- What you should do
Lines holding the string "aplicables" are the ones to copy; find them all in the data.

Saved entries
━━━━

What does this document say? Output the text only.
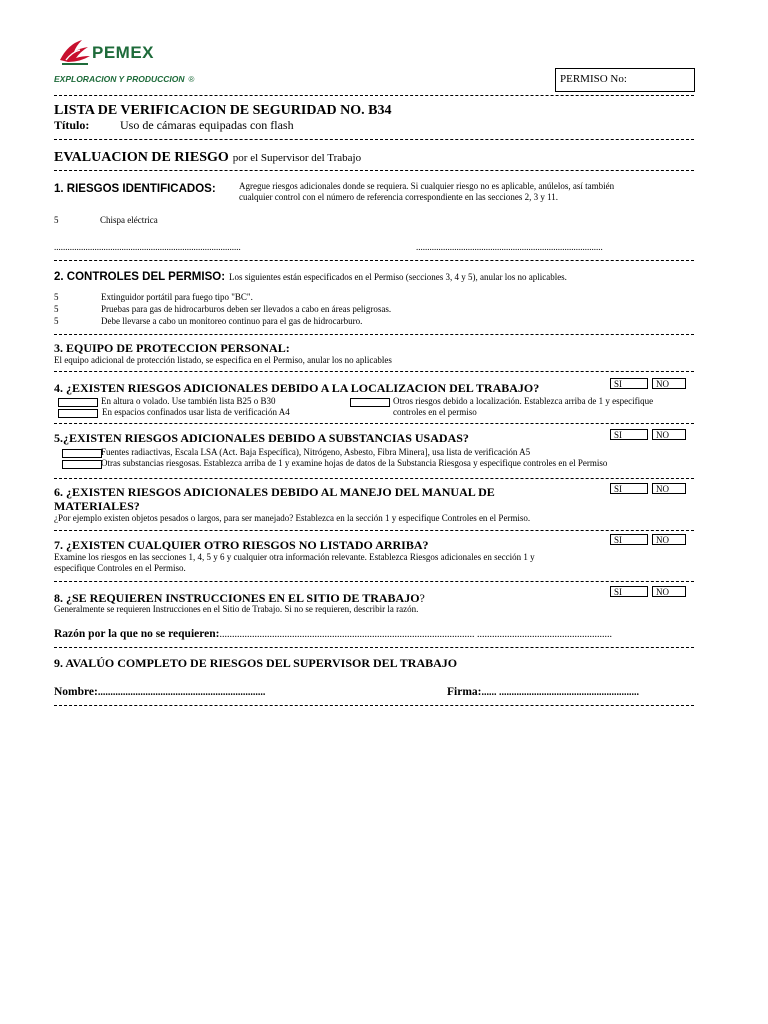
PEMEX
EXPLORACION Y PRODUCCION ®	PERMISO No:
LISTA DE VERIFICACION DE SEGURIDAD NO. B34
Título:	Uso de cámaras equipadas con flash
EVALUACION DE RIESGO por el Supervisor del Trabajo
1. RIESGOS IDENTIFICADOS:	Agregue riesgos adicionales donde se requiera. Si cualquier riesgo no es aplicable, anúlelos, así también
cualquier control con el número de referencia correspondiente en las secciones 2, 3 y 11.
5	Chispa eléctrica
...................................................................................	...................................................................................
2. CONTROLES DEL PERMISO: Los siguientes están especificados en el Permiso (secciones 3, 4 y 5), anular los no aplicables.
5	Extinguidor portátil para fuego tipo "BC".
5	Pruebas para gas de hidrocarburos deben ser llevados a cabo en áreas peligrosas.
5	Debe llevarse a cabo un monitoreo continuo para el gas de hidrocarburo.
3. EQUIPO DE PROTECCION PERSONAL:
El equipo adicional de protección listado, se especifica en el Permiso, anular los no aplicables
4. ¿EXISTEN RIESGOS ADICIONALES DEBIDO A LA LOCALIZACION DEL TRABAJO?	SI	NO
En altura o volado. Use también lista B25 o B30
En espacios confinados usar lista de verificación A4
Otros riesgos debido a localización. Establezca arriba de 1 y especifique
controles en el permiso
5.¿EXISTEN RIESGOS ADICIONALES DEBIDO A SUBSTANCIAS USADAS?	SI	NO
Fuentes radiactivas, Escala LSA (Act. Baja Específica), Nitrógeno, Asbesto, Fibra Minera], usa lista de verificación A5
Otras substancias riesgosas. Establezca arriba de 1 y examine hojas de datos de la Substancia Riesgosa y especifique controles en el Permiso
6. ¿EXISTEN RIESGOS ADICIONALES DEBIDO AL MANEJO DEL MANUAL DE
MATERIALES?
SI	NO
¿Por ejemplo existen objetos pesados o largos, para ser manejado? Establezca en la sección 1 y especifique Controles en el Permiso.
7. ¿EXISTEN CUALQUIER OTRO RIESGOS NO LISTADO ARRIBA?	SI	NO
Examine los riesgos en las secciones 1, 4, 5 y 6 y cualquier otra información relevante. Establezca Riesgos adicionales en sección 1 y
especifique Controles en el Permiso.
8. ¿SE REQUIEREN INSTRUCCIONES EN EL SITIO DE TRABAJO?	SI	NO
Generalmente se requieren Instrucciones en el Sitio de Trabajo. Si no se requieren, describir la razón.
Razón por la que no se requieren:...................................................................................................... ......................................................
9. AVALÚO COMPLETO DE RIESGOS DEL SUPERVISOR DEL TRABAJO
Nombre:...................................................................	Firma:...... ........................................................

━━━━

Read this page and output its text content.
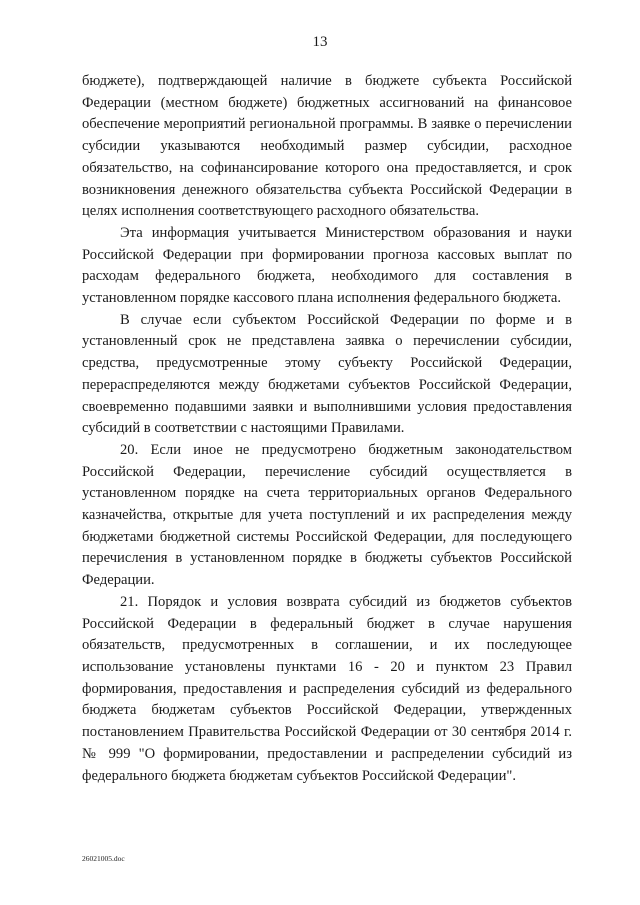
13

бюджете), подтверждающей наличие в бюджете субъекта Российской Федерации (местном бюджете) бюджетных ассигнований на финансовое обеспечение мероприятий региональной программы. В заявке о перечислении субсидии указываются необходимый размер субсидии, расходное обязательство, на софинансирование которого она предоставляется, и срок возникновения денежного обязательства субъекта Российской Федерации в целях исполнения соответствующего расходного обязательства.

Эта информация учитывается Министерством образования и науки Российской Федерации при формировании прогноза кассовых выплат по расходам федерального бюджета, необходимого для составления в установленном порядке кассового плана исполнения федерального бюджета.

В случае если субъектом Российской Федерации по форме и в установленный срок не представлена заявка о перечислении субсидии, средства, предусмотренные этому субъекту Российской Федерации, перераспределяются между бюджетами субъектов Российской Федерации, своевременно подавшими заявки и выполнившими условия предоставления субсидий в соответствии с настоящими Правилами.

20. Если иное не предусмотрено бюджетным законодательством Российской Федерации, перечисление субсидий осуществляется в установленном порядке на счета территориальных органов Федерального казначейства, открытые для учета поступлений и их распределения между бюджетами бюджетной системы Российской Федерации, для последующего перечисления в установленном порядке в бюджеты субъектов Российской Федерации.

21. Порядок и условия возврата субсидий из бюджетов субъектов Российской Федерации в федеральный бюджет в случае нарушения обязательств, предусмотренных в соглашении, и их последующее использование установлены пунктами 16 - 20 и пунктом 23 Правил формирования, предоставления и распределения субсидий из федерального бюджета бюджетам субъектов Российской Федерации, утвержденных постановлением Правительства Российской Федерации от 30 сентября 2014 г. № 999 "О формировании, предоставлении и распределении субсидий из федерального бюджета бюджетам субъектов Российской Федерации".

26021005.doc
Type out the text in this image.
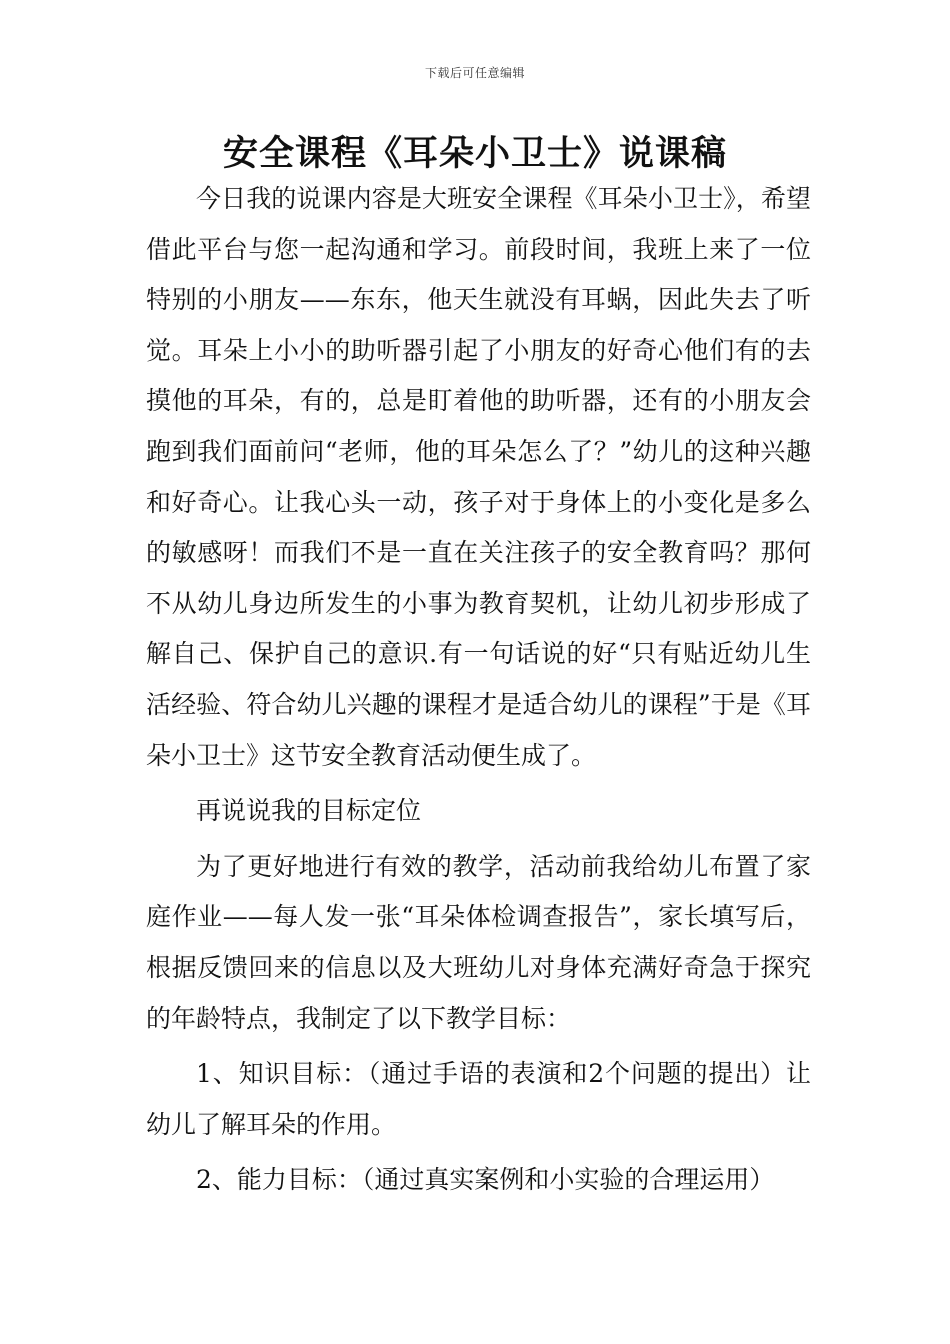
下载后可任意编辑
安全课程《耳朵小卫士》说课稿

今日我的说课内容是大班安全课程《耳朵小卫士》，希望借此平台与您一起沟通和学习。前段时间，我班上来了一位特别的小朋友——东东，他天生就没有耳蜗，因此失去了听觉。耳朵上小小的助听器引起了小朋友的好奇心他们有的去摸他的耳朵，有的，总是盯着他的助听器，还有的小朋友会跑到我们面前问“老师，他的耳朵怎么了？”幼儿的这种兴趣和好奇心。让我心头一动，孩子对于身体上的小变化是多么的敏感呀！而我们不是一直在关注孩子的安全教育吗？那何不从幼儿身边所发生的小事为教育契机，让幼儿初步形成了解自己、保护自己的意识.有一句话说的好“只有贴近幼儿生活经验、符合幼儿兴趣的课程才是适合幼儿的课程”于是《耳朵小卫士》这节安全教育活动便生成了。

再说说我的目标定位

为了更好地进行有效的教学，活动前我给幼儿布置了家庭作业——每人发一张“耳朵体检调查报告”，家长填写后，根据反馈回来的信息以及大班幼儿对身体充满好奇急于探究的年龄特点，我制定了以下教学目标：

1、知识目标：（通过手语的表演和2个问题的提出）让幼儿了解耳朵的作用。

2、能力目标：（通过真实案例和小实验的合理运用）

━━━━

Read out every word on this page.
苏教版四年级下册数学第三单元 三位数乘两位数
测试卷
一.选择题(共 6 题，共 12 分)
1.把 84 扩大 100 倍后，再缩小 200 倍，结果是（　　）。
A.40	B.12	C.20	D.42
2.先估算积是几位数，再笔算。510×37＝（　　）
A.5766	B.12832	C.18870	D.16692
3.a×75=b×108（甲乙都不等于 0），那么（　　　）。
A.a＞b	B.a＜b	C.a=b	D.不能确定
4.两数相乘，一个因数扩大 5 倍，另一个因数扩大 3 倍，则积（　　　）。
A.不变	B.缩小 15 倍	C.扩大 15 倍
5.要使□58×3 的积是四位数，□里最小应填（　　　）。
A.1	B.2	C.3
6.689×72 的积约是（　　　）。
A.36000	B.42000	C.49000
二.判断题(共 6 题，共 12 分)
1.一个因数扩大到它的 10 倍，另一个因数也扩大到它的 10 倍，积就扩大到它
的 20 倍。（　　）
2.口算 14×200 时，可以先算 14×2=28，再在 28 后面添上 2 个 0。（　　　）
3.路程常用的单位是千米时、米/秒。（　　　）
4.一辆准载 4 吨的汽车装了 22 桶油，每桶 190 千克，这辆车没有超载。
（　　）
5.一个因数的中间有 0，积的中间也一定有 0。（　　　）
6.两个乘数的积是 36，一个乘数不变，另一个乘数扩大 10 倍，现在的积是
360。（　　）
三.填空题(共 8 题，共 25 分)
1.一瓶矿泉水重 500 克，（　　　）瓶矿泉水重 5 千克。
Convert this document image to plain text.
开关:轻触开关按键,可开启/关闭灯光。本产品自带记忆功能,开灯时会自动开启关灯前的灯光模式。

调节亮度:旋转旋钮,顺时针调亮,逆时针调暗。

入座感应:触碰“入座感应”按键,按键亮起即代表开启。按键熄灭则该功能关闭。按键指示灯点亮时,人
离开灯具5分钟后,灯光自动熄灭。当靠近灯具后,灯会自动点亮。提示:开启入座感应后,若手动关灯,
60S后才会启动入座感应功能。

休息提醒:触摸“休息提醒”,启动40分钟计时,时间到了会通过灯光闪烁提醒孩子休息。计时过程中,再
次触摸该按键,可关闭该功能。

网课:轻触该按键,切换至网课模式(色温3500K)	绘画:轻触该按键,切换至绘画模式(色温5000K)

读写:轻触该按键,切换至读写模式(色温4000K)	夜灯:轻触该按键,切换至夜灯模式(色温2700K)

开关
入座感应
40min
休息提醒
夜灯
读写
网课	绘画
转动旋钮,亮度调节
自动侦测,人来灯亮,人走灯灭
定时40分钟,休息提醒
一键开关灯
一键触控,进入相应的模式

━━━━

- Full response
2. CONTROLES DEL PERMISO: Los siguientes están especificados en el Permiso (secciones 3, 4 y 5), anular los no aplicables.
El equipo adicional de protección listado, se especifica en el Permiso, anular los no aplicables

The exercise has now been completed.